▶ ENTRIES SUPPLIED:
— Begin —
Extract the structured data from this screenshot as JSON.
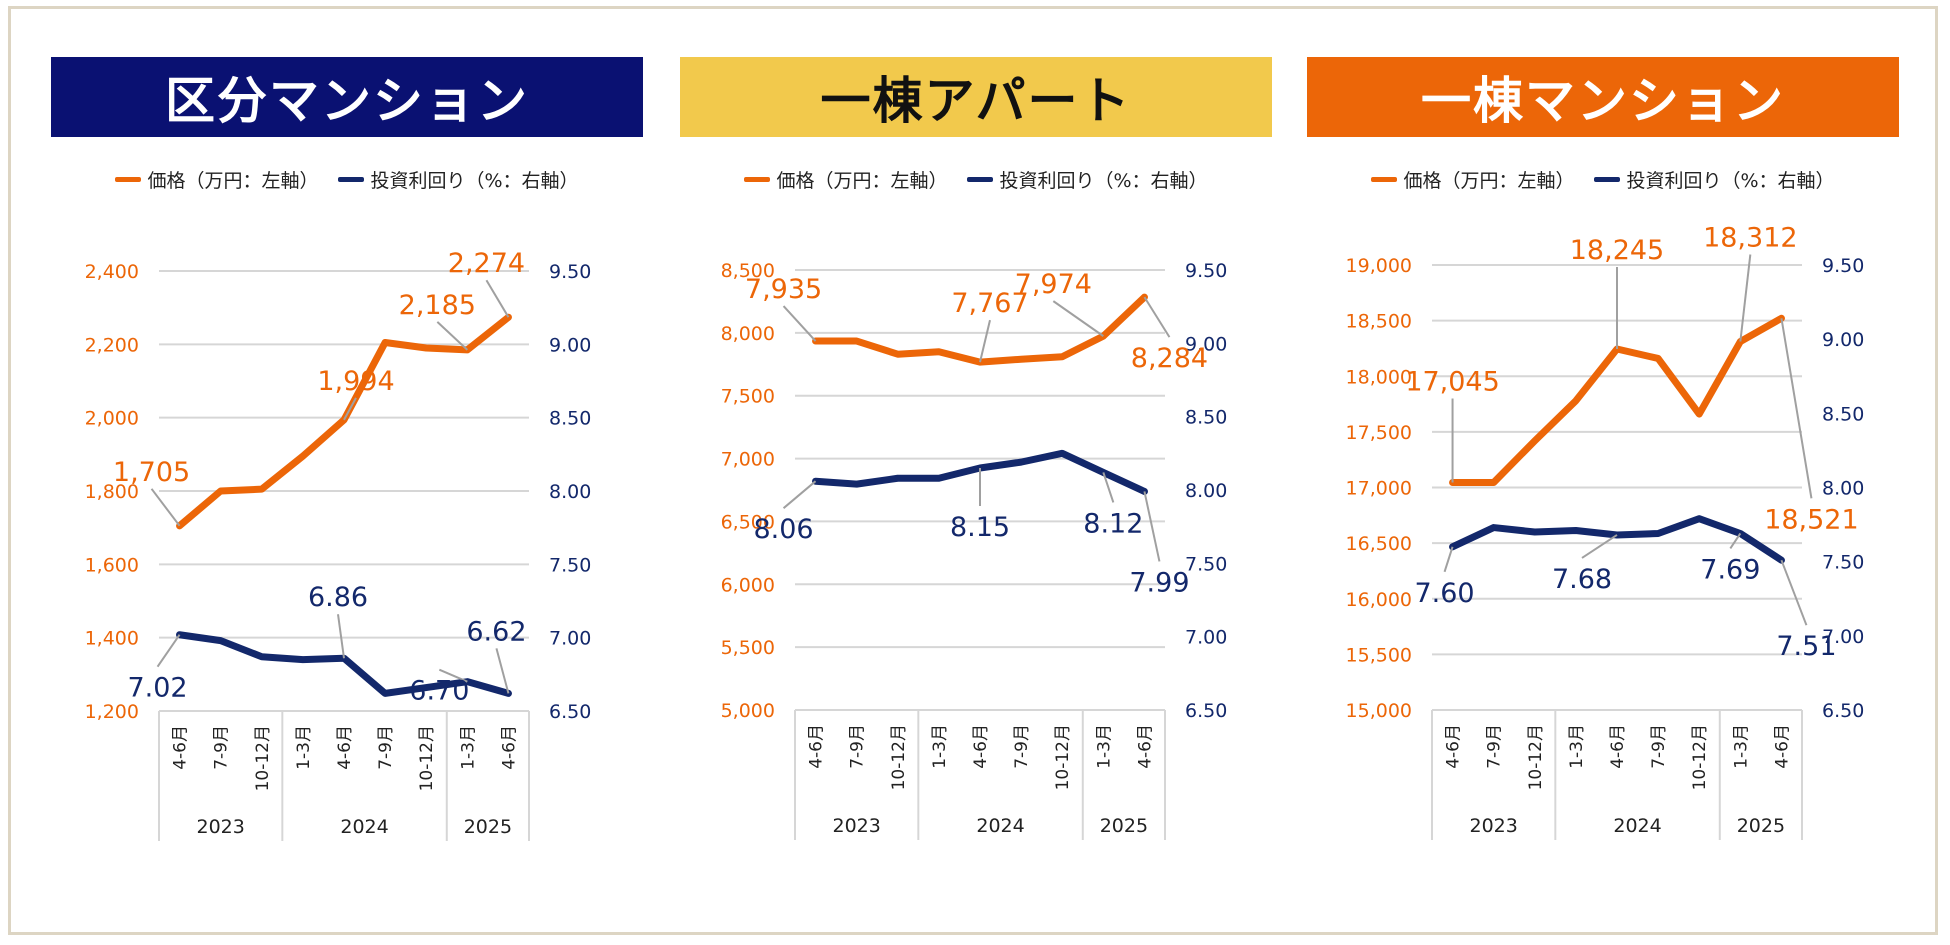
{
  "legend": {
    "price_label": "価格（万円：左軸）",
    "yield_label": "投資利回り（%：右軸）"
  },
  "colors": {
    "price": "#ec6608",
    "yield": "#13286b",
    "banner1_bg": "#0a1172",
    "banner1_fg": "#ffffff",
    "banner2_bg": "#f2c94c",
    "banner2_fg": "#111111",
    "banner3_bg": "#ec6608",
    "banner3_fg": "#ffffff",
    "grid": "#d6d6d6",
    "leader": "#a0a0a0"
  },
  "chart_data": [
    {
      "type": "line",
      "title": "区分マンション",
      "x_labels": [
        "4-6月",
        "7-9月",
        "10-12月",
        "1-3月",
        "4-6月",
        "7-9月",
        "10-12月",
        "1-3月",
        "4-6月"
      ],
      "year_groups": [
        {
          "label": "2023",
          "count": 3
        },
        {
          "label": "2024",
          "count": 4
        },
        {
          "label": "2025",
          "count": 2
        }
      ],
      "left_axis": {
        "ticks": [
          "1,200",
          "1,400",
          "1,600",
          "1,800",
          "2,000",
          "2,200",
          "2,400"
        ],
        "ylim": [
          1200,
          2400
        ]
      },
      "right_axis": {
        "ticks": [
          "6.50",
          "7.00",
          "7.50",
          "8.00",
          "8.50",
          "9.00",
          "9.50"
        ],
        "ylim": [
          6.5,
          9.5
        ]
      },
      "series": [
        {
          "name": "価格（万円：左軸）",
          "axis": "left",
          "values": [
            1705,
            1800,
            1805,
            1895,
            1994,
            2205,
            2190,
            2185,
            2274
          ]
        },
        {
          "name": "投資利回り（%：右軸）",
          "axis": "right",
          "values": [
            7.02,
            6.98,
            6.87,
            6.85,
            6.86,
            6.62,
            6.66,
            6.7,
            6.62
          ]
        }
      ],
      "annotations": [
        {
          "series": 0,
          "index": 0,
          "text": "1,705"
        },
        {
          "series": 0,
          "index": 4,
          "text": "1,994"
        },
        {
          "series": 0,
          "index": 7,
          "text": "2,185"
        },
        {
          "series": 0,
          "index": 8,
          "text": "2,274"
        },
        {
          "series": 1,
          "index": 0,
          "text": "7.02"
        },
        {
          "series": 1,
          "index": 4,
          "text": "6.86"
        },
        {
          "series": 1,
          "index": 7,
          "text": "6.70"
        },
        {
          "series": 1,
          "index": 8,
          "text": "6.62"
        }
      ]
    },
    {
      "type": "line",
      "title": "一棟アパート",
      "x_labels": [
        "4-6月",
        "7-9月",
        "10-12月",
        "1-3月",
        "4-6月",
        "7-9月",
        "10-12月",
        "1-3月",
        "4-6月"
      ],
      "year_groups": [
        {
          "label": "2023",
          "count": 3
        },
        {
          "label": "2024",
          "count": 4
        },
        {
          "label": "2025",
          "count": 2
        }
      ],
      "left_axis": {
        "ticks": [
          "5,000",
          "5,500",
          "6,000",
          "6,500",
          "7,000",
          "7,500",
          "8,000",
          "8,500"
        ],
        "ylim": [
          5000,
          8500
        ]
      },
      "right_axis": {
        "ticks": [
          "6.50",
          "7.00",
          "7.50",
          "8.00",
          "8.50",
          "9.00",
          "9.50"
        ],
        "ylim": [
          6.5,
          9.5
        ]
      },
      "series": [
        {
          "name": "価格（万円：左軸）",
          "axis": "left",
          "values": [
            7935,
            7935,
            7830,
            7850,
            7767,
            7790,
            7810,
            7974,
            8284
          ]
        },
        {
          "name": "投資利回り（%：右軸）",
          "axis": "right",
          "values": [
            8.06,
            8.04,
            8.08,
            8.08,
            8.15,
            8.19,
            8.25,
            8.12,
            7.99
          ]
        }
      ],
      "annotations": [
        {
          "series": 0,
          "index": 0,
          "text": "7,935"
        },
        {
          "series": 0,
          "index": 4,
          "text": "7,767"
        },
        {
          "series": 0,
          "index": 7,
          "text": "7,974"
        },
        {
          "series": 0,
          "index": 8,
          "text": "8,284"
        },
        {
          "series": 1,
          "index": 0,
          "text": "8.06"
        },
        {
          "series": 1,
          "index": 4,
          "text": "8.15"
        },
        {
          "series": 1,
          "index": 7,
          "text": "8.12"
        },
        {
          "series": 1,
          "index": 8,
          "text": "7.99"
        }
      ]
    },
    {
      "type": "line",
      "title": "一棟マンション",
      "x_labels": [
        "4-6月",
        "7-9月",
        "10-12月",
        "1-3月",
        "4-6月",
        "7-9月",
        "10-12月",
        "1-3月",
        "4-6月"
      ],
      "year_groups": [
        {
          "label": "2023",
          "count": 3
        },
        {
          "label": "2024",
          "count": 4
        },
        {
          "label": "2025",
          "count": 2
        }
      ],
      "left_axis": {
        "ticks": [
          "15,000",
          "15,500",
          "16,000",
          "16,500",
          "17,000",
          "17,500",
          "18,000",
          "18,500",
          "19,000"
        ],
        "ylim": [
          15000,
          19000
        ]
      },
      "right_axis": {
        "ticks": [
          "6.50",
          "7.00",
          "7.50",
          "8.00",
          "8.50",
          "9.00",
          "9.50"
        ],
        "ylim": [
          6.5,
          9.5
        ]
      },
      "series": [
        {
          "name": "価格（万円：左軸）",
          "axis": "left",
          "values": [
            17045,
            17045,
            17420,
            17780,
            18245,
            18160,
            17660,
            18312,
            18521
          ]
        },
        {
          "name": "投資利回り（%：右軸）",
          "axis": "right",
          "values": [
            7.6,
            7.73,
            7.7,
            7.71,
            7.68,
            7.69,
            7.79,
            7.69,
            7.51
          ]
        }
      ],
      "annotations": [
        {
          "series": 0,
          "index": 0,
          "text": "17,045"
        },
        {
          "series": 0,
          "index": 4,
          "text": "18,245"
        },
        {
          "series": 0,
          "index": 7,
          "text": "18,312"
        },
        {
          "series": 0,
          "index": 8,
          "text": "18,521"
        },
        {
          "series": 1,
          "index": 0,
          "text": "7.60"
        },
        {
          "series": 1,
          "index": 4,
          "text": "7.68"
        },
        {
          "series": 1,
          "index": 7,
          "text": "7.69"
        },
        {
          "series": 1,
          "index": 8,
          "text": "7.51"
        }
      ]
    }
  ]
}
— End —
▶ PROBLEM:
Every record must be copied exactly, with images dropped from the result.

▶ TASK ANSWER:
Extract the structured data from this screenshot as JSON.
{
  "legend": {
    "price_label": "価格（万円：左軸）",
    "yield_label": "投資利回り（%：右軸）"
  },
  "colors": {
    "price": "#ec6608",
    "yield": "#13286b",
    "banner1_bg": "#0a1172",
    "banner1_fg": "#ffffff",
    "banner2_bg": "#f2c94c",
    "banner2_fg": "#111111",
    "banner3_bg": "#ec6608",
    "banner3_fg": "#ffffff",
    "grid": "#d6d6d6",
    "leader": "#a0a0a0"
  },
  "chart_data": [
    {
      "type": "line",
      "title": "区分マンション",
      "x_labels": [
        "4-6月",
        "7-9月",
        "10-12月",
        "1-3月",
        "4-6月",
        "7-9月",
        "10-12月",
        "1-3月",
        "4-6月"
      ],
      "year_groups": [
        {
          "label": "2023",
          "count": 3
        },
        {
          "label": "2024",
          "count": 4
        },
        {
          "label": "2025",
          "count": 2
        }
      ],
      "left_axis": {
        "ticks": [
          "1,200",
          "1,400",
          "1,600",
          "1,800",
          "2,000",
          "2,200",
          "2,400"
        ],
        "ylim": [
          1200,
          2400
        ]
      },
      "right_axis": {
        "ticks": [
          "6.50",
          "7.00",
          "7.50",
          "8.00",
          "8.50",
          "9.00",
          "9.50"
        ],
        "ylim": [
          6.5,
          9.5
        ]
      },
      "series": [
        {
          "name": "価格（万円：左軸）",
          "axis": "left",
          "values": [
            1705,
            1800,
            1805,
            1895,
            1994,
            2205,
            2190,
            2185,
            2274
          ]
        },
        {
          "name": "投資利回り（%：右軸）",
          "axis": "right",
          "values": [
            7.02,
            6.98,
            6.87,
            6.85,
            6.86,
            6.62,
            6.66,
            6.7,
            6.62
          ]
        }
      ],
      "annotations": [
        {
          "series": 0,
          "index": 0,
          "text": "1,705"
        },
        {
          "series": 0,
          "index": 4,
          "text": "1,994"
        },
        {
          "series": 0,
          "index": 7,
          "text": "2,185"
        },
        {
          "series": 0,
          "index": 8,
          "text": "2,274"
        },
        {
          "series": 1,
          "index": 0,
          "text": "7.02"
        },
        {
          "series": 1,
          "index": 4,
          "text": "6.86"
        },
        {
          "series": 1,
          "index": 7,
          "text": "6.70"
        },
        {
          "series": 1,
          "index": 8,
          "text": "6.62"
        }
      ]
    },
    {
      "type": "line",
      "title": "一棟アパート",
      "x_labels": [
        "4-6月",
        "7-9月",
        "10-12月",
        "1-3月",
        "4-6月",
        "7-9月",
        "10-12月",
        "1-3月",
        "4-6月"
      ],
      "year_groups": [
        {
          "label": "2023",
          "count": 3
        },
        {
          "label": "2024",
          "count": 4
        },
        {
          "label": "2025",
          "count": 2
        }
      ],
      "left_axis": {
        "ticks": [
          "5,000",
          "5,500",
          "6,000",
          "6,500",
          "7,000",
          "7,500",
          "8,000",
          "8,500"
        ],
        "ylim": [
          5000,
          8500
        ]
      },
      "right_axis": {
        "ticks": [
          "6.50",
          "7.00",
          "7.50",
          "8.00",
          "8.50",
          "9.00",
          "9.50"
        ],
        "ylim": [
          6.5,
          9.5
        ]
      },
      "series": [
        {
          "name": "価格（万円：左軸）",
          "axis": "left",
          "values": [
            7935,
            7935,
            7830,
            7850,
            7767,
            7790,
            7810,
            7974,
            8284
          ]
        },
        {
          "name": "投資利回り（%：右軸）",
          "axis": "right",
          "values": [
            8.06,
            8.04,
            8.08,
            8.08,
            8.15,
            8.19,
            8.25,
            8.12,
            7.99
          ]
        }
      ],
      "annotations": [
        {
          "series": 0,
          "index": 0,
          "text": "7,935"
        },
        {
          "series": 0,
          "index": 4,
          "text": "7,767"
        },
        {
          "series": 0,
          "index": 7,
          "text": "7,974"
        },
        {
          "series": 0,
          "index": 8,
          "text": "8,284"
        },
        {
          "series": 1,
          "index": 0,
          "text": "8.06"
        },
        {
          "series": 1,
          "index": 4,
          "text": "8.15"
        },
        {
          "series": 1,
          "index": 7,
          "text": "8.12"
        },
        {
          "series": 1,
          "index": 8,
          "text": "7.99"
        }
      ]
    },
    {
      "type": "line",
      "title": "一棟マンション",
      "x_labels": [
        "4-6月",
        "7-9月",
        "10-12月",
        "1-3月",
        "4-6月",
        "7-9月",
        "10-12月",
        "1-3月",
        "4-6月"
      ],
      "year_groups": [
        {
          "label": "2023",
          "count": 3
        },
        {
          "label": "2024",
          "count": 4
        },
        {
          "label": "2025",
          "count": 2
        }
      ],
      "left_axis": {
        "ticks": [
          "15,000",
          "15,500",
          "16,000",
          "16,500",
          "17,000",
          "17,500",
          "18,000",
          "18,500",
          "19,000"
        ],
        "ylim": [
          15000,
          19000
        ]
      },
      "right_axis": {
        "ticks": [
          "6.50",
          "7.00",
          "7.50",
          "8.00",
          "8.50",
          "9.00",
          "9.50"
        ],
        "ylim": [
          6.5,
          9.5
        ]
      },
      "series": [
        {
          "name": "価格（万円：左軸）",
          "axis": "left",
          "values": [
            17045,
            17045,
            17420,
            17780,
            18245,
            18160,
            17660,
            18312,
            18521
          ]
        },
        {
          "name": "投資利回り（%：右軸）",
          "axis": "right",
          "values": [
            7.6,
            7.73,
            7.7,
            7.71,
            7.68,
            7.69,
            7.79,
            7.69,
            7.51
          ]
        }
      ],
      "annotations": [
        {
          "series": 0,
          "index": 0,
          "text": "17,045"
        },
        {
          "series": 0,
          "index": 4,
          "text": "18,245"
        },
        {
          "series": 0,
          "index": 7,
          "text": "18,312"
        },
        {
          "series": 0,
          "index": 8,
          "text": "18,521"
        },
        {
          "series": 1,
          "index": 0,
          "text": "7.60"
        },
        {
          "series": 1,
          "index": 4,
          "text": "7.68"
        },
        {
          "series": 1,
          "index": 7,
          "text": "7.69"
        },
        {
          "series": 1,
          "index": 8,
          "text": "7.51"
        }
      ]
    }
  ]
}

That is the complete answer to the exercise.